*Work required:*
Repeat the material below exactly, with no pictures.

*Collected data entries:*

■ ■ ■ ■

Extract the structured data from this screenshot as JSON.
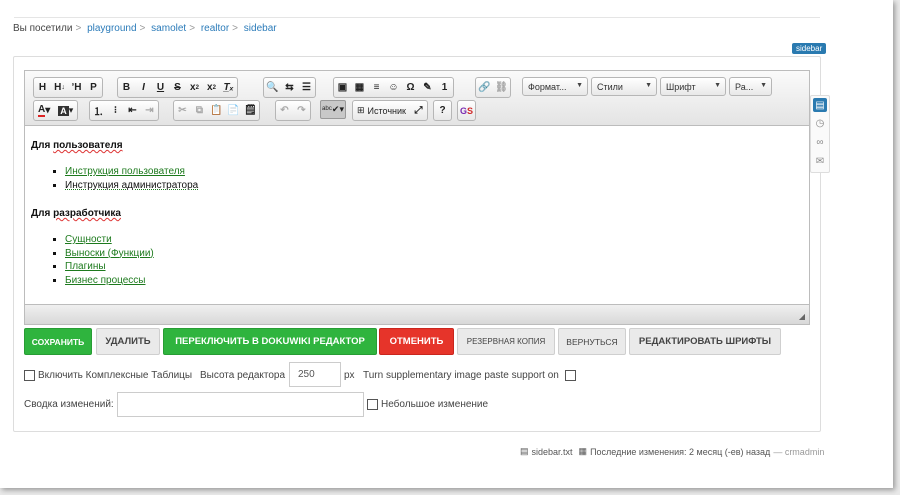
{
  "breadcrumbs": {
    "prefix": "Вы посетили",
    "items": [
      "playground",
      "samolet",
      "realtor",
      "sidebar"
    ]
  },
  "page_badge": "sidebar",
  "toolbar": {
    "format_combo": "Формат...",
    "styles_combo": "Стили",
    "font_combo": "Шрифт",
    "size_combo": "Ра...",
    "source_label": "Источник",
    "help_label": "?"
  },
  "content": {
    "heading_user_prefix": "Для",
    "heading_user_word": "пользователя",
    "user_links": [
      "Инструкция пользователя",
      "Инструкция администратора"
    ],
    "heading_dev_prefix": "Для",
    "heading_dev_word": "разработчика",
    "dev_links": [
      "Сущности",
      "Выноски (Функции)",
      "Плагины",
      "Бизнес процессы"
    ]
  },
  "buttons": {
    "save": "Сохранить",
    "delete": "Удалить",
    "switch": "Переключить в DokuWiki редактор",
    "cancel": "Отменить",
    "backup": "Резервная копия",
    "revert": "Вернуться",
    "edit_fonts": "Редактировать шрифты"
  },
  "options": {
    "complex_tables": "Включить Комплексные Таблицы",
    "editor_height_label": "Высота редактора",
    "editor_height_value": "250",
    "editor_height_unit": "px",
    "paste_support": "Turn supplementary image paste support on",
    "summary_label": "Сводка изменений:",
    "summary_value": "",
    "minor_change": "Небольшое изменение"
  },
  "footer": {
    "file": "sidebar.txt",
    "last_changed": "Последние изменения: 2 месяц (-ев) назад",
    "author": "— crmadmin"
  },
  "colors": {
    "green": "#2fb43e",
    "red": "#e6342a",
    "link": "#2b7bb9",
    "accent": "#2a7ab0"
  }
}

■ ■ ■ ■

*Full response:*
Extract the structured data from this screenshot as JSON.
{
  "breadcrumbs": {
    "prefix": "Вы посетили",
    "items": [
      "playground",
      "samolet",
      "realtor",
      "sidebar"
    ]
  },
  "page_badge": "sidebar",
  "toolbar": {
    "format_combo": "Формат...",
    "styles_combo": "Стили",
    "font_combo": "Шрифт",
    "size_combo": "Ра...",
    "source_label": "Источник",
    "help_label": "?"
  },
  "content": {
    "heading_user_prefix": "Для",
    "heading_user_word": "пользователя",
    "user_links": [
      "Инструкция пользователя",
      "Инструкция администратора"
    ],
    "heading_dev_prefix": "Для",
    "heading_dev_word": "разработчика",
    "dev_links": [
      "Сущности",
      "Выноски (Функции)",
      "Плагины",
      "Бизнес процессы"
    ]
  },
  "buttons": {
    "save": "Сохранить",
    "delete": "Удалить",
    "switch": "Переключить в DokuWiki редактор",
    "cancel": "Отменить",
    "backup": "Резервная копия",
    "revert": "Вернуться",
    "edit_fonts": "Редактировать шрифты"
  },
  "options": {
    "complex_tables": "Включить Комплексные Таблицы",
    "editor_height_label": "Высота редактора",
    "editor_height_value": "250",
    "editor_height_unit": "px",
    "paste_support": "Turn supplementary image paste support on",
    "summary_label": "Сводка изменений:",
    "summary_value": "",
    "minor_change": "Небольшое изменение"
  },
  "footer": {
    "file": "sidebar.txt",
    "last_changed": "Последние изменения: 2 месяц (-ев) назад",
    "author": "— crmadmin"
  },
  "colors": {
    "green": "#2fb43e",
    "red": "#e6342a",
    "link": "#2b7bb9",
    "accent": "#2a7ab0"
  }
}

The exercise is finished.